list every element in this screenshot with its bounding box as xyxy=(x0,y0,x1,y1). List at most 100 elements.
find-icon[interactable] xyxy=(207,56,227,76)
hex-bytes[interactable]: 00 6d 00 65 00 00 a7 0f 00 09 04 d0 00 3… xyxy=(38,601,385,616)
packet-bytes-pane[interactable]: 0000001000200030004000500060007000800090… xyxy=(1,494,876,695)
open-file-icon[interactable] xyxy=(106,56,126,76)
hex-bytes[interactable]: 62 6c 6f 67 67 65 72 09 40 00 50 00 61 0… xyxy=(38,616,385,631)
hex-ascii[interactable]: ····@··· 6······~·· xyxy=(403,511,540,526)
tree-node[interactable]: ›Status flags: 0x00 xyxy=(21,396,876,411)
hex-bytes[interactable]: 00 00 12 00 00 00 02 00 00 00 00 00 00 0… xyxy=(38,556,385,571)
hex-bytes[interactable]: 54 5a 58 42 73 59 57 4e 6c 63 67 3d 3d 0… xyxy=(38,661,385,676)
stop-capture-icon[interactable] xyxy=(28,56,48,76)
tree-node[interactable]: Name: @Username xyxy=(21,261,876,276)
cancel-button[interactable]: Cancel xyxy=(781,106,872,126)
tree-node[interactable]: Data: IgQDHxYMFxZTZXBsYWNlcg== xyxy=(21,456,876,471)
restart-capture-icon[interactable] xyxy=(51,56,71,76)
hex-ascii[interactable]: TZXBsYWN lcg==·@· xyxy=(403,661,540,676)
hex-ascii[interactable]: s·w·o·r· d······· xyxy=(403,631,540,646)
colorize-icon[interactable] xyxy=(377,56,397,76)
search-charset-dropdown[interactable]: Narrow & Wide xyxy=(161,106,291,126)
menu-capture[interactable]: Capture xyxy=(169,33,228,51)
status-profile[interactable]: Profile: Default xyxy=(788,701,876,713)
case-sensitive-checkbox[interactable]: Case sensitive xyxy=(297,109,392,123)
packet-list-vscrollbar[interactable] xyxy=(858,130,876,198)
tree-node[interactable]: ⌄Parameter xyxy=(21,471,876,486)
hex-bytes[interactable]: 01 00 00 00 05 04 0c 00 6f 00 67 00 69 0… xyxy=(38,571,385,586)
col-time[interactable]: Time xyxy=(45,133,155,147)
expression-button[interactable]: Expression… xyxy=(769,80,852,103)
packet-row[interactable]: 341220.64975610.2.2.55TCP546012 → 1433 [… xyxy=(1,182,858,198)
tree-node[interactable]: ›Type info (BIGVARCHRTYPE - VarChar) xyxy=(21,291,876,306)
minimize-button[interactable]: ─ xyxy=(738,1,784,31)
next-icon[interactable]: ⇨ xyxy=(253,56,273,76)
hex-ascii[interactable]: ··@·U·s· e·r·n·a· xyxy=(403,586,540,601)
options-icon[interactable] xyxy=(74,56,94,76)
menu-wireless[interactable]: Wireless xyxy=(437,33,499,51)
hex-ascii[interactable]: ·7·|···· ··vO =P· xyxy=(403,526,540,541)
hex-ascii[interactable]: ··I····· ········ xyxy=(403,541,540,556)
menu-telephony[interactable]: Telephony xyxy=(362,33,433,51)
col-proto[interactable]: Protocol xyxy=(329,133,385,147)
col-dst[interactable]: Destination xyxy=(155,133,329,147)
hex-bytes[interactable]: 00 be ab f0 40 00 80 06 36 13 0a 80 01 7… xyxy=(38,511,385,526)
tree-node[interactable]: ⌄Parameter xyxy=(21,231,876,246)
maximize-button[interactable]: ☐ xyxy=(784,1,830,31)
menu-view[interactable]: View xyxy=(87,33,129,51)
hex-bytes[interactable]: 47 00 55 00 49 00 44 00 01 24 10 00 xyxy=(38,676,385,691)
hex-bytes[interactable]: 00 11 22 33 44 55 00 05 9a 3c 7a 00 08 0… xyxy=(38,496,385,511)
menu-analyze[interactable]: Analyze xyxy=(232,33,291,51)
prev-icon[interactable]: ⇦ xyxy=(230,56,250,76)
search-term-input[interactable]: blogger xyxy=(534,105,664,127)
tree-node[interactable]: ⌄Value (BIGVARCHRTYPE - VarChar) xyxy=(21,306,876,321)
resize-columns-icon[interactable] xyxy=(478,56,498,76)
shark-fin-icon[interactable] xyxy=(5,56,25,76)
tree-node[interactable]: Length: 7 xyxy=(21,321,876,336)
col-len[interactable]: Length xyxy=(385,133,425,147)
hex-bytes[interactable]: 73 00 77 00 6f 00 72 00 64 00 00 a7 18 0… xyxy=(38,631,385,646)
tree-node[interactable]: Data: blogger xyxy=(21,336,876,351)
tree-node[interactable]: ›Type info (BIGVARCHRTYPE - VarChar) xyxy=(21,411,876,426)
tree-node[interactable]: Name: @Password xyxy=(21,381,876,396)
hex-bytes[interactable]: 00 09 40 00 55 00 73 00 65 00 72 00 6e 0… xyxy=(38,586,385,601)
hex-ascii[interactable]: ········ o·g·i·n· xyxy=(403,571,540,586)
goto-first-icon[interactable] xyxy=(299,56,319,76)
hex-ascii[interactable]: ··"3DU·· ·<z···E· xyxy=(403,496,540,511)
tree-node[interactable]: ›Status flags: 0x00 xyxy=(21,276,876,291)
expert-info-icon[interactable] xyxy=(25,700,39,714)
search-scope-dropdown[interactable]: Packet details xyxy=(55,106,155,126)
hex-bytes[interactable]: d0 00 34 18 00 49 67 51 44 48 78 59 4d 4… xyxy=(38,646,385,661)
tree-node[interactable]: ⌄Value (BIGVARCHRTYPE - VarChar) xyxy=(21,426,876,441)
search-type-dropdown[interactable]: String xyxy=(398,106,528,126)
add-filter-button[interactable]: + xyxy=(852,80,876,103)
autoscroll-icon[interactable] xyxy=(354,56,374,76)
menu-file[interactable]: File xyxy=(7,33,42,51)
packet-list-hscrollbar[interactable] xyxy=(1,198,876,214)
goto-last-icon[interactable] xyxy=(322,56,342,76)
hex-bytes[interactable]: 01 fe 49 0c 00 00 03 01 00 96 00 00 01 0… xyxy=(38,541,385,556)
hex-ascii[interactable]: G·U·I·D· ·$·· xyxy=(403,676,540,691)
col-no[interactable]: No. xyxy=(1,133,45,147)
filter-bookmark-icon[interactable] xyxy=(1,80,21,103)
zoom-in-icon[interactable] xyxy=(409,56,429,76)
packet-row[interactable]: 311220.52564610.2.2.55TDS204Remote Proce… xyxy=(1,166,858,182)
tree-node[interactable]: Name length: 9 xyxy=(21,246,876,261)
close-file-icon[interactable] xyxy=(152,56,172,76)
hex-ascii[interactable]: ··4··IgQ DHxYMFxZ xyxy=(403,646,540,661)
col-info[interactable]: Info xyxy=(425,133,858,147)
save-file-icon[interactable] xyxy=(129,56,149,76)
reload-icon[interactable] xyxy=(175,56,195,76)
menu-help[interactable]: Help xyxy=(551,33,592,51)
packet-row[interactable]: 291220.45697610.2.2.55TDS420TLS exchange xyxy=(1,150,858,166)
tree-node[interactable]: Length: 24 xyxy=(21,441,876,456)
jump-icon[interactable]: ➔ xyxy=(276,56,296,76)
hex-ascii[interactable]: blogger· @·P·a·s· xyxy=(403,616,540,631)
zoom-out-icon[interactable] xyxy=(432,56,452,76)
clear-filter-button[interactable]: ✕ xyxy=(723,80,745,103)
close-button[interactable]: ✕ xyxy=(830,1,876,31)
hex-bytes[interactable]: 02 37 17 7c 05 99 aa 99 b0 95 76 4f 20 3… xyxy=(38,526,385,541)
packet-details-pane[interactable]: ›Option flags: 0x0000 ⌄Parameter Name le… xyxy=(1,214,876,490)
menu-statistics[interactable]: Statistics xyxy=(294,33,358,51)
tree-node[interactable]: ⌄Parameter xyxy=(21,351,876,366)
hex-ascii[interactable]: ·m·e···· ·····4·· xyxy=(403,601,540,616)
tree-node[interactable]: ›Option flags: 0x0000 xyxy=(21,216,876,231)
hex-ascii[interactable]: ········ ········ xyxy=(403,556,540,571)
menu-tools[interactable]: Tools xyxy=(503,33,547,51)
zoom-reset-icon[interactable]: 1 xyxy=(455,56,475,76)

Exercise requirements
Copy out the lines again, starting with the first line of the records and going on through the line with "tree-node[interactable]: Name: @Username".

Result
list every element in this screenshot with its bounding box as xyxy=(x0,y0,x1,y1). List at most 100 elements.
find-icon[interactable] xyxy=(207,56,227,76)
hex-bytes[interactable]: 00 6d 00 65 00 00 a7 0f 00 09 04 d0 00 3… xyxy=(38,601,385,616)
packet-bytes-pane[interactable]: 0000001000200030004000500060007000800090… xyxy=(1,494,876,695)
open-file-icon[interactable] xyxy=(106,56,126,76)
hex-bytes[interactable]: 62 6c 6f 67 67 65 72 09 40 00 50 00 61 0… xyxy=(38,616,385,631)
hex-ascii[interactable]: ····@··· 6······~·· xyxy=(403,511,540,526)
tree-node[interactable]: ›Status flags: 0x00 xyxy=(21,396,876,411)
hex-bytes[interactable]: 00 00 12 00 00 00 02 00 00 00 00 00 00 0… xyxy=(38,556,385,571)
hex-bytes[interactable]: 54 5a 58 42 73 59 57 4e 6c 63 67 3d 3d 0… xyxy=(38,661,385,676)
stop-capture-icon[interactable] xyxy=(28,56,48,76)
tree-node[interactable]: Name: @Username xyxy=(21,261,876,276)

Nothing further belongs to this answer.